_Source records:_

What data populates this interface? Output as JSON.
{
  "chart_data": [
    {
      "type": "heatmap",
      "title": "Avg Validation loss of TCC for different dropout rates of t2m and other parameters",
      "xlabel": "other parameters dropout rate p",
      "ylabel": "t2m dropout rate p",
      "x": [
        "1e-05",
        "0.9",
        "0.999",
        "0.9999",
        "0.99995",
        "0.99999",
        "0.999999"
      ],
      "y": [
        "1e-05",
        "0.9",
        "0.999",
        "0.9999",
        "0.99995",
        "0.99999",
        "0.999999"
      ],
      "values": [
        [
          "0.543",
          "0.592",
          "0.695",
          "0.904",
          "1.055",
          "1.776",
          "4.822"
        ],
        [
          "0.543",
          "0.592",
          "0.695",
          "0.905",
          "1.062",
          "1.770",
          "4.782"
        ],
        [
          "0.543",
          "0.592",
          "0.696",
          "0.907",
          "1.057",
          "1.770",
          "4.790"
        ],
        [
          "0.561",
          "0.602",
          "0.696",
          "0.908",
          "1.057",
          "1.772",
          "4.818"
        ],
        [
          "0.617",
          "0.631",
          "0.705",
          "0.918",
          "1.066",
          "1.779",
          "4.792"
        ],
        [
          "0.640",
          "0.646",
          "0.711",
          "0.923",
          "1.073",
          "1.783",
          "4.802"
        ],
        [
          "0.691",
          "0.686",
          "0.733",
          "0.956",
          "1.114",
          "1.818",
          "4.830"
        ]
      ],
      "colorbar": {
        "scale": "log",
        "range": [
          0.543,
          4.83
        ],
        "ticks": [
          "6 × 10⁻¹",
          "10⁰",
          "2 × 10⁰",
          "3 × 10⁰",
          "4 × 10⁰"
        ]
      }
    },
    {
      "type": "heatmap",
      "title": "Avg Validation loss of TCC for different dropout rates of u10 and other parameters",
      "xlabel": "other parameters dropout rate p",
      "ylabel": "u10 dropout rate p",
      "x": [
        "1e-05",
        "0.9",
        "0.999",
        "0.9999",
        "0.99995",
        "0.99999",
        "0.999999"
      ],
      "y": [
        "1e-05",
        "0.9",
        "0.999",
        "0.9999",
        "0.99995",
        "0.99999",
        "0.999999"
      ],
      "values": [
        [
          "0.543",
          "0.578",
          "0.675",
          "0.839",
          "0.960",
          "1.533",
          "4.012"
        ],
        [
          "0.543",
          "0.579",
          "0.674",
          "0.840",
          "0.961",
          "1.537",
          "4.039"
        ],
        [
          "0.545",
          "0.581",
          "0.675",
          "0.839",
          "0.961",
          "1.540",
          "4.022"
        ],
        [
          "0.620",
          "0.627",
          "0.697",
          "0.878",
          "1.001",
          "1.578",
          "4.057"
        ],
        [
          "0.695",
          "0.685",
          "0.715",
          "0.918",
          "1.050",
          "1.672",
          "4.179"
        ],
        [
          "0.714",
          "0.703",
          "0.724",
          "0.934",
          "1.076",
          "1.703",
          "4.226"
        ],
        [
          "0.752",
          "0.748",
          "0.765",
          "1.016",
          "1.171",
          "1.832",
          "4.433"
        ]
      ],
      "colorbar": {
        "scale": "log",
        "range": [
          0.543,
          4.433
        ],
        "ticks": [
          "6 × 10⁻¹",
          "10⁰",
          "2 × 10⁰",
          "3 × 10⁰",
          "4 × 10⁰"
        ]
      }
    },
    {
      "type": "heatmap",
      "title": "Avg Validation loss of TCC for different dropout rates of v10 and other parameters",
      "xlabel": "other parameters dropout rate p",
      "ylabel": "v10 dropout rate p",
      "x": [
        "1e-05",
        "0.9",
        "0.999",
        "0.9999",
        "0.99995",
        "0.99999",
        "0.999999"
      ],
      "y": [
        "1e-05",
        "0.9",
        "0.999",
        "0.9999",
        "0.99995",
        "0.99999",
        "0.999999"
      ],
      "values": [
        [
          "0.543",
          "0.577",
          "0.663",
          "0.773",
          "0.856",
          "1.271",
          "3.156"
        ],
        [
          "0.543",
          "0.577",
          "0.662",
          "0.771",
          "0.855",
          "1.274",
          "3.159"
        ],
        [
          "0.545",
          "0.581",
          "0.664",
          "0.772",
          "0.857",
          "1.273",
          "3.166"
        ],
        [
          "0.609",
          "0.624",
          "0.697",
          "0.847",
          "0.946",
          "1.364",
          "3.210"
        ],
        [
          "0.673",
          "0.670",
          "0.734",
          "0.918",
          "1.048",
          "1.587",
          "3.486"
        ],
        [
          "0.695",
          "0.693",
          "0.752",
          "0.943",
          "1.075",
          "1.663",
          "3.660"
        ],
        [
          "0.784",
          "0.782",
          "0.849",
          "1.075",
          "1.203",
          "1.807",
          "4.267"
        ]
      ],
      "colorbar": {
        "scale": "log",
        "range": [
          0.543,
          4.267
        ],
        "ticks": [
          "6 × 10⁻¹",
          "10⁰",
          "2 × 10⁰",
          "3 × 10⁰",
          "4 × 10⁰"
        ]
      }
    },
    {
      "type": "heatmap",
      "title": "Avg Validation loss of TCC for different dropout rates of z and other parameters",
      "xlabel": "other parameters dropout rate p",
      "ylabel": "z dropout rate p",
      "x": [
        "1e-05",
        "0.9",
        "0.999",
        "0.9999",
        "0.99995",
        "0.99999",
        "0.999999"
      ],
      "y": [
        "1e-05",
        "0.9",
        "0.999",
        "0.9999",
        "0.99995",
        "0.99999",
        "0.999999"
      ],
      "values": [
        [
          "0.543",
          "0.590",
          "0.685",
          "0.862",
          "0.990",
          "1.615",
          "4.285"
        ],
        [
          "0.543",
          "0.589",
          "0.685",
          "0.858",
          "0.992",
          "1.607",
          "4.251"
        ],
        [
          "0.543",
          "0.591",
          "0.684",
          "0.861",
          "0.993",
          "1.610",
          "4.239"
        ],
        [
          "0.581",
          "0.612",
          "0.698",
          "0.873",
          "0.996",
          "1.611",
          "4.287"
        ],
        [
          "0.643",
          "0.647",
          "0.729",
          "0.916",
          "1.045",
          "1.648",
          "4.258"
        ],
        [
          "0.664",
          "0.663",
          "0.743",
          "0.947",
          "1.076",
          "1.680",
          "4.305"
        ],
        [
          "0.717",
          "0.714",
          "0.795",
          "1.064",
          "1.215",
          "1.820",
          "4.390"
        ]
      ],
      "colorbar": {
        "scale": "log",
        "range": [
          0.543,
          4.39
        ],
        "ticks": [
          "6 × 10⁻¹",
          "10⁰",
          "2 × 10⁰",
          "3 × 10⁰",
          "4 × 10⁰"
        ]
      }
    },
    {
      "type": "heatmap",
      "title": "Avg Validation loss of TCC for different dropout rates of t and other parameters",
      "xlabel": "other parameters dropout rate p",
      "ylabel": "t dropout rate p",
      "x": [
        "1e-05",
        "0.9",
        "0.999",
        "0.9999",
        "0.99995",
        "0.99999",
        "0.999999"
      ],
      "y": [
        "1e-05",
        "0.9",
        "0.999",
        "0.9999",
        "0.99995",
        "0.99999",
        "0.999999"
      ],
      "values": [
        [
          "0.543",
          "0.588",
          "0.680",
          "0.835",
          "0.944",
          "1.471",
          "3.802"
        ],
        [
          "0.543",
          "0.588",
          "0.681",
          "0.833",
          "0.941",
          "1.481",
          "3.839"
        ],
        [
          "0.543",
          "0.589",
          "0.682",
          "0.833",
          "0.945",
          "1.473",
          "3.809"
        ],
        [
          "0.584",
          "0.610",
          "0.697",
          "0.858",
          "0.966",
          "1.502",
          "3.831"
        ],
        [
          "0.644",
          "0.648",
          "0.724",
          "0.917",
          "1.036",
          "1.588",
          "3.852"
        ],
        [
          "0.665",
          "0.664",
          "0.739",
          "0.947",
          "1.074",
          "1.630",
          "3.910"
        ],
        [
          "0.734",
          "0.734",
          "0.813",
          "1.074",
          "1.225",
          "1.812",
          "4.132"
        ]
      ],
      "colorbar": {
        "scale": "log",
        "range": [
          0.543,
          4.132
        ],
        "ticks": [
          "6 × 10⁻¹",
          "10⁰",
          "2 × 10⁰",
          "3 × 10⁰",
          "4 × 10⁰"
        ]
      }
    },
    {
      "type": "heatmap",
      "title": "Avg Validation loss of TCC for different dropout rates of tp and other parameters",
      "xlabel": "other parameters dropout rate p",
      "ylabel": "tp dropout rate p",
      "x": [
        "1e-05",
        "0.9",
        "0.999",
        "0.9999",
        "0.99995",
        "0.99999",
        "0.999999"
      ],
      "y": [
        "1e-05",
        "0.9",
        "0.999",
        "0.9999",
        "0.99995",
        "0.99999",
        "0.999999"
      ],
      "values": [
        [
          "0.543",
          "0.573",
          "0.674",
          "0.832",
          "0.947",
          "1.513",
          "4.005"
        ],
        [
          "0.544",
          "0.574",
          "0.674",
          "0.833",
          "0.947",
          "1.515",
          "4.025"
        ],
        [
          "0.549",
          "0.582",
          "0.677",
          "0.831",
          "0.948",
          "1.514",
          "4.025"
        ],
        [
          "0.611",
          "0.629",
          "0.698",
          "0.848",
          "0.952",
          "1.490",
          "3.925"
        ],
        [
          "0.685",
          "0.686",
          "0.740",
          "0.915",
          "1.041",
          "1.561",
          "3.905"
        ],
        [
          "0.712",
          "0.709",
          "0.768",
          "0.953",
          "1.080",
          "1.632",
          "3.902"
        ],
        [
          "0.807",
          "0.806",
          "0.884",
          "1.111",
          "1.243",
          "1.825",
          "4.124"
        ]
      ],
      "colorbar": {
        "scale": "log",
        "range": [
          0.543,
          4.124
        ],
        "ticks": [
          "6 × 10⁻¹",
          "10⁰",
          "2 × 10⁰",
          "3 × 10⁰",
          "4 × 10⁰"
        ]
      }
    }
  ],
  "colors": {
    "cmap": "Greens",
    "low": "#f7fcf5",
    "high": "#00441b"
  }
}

_Brief:_
Return all the lines that contain the string "ylabel".

_Solution to this task:_
      "ylabel": "t2m dropout rate p",
      "ylabel": "u10 dropout rate p",
      "ylabel": "v10 dropout rate p",
      "ylabel": "z dropout rate p",
      "ylabel": "t dropout rate p",
      "ylabel": "tp dropout rate p",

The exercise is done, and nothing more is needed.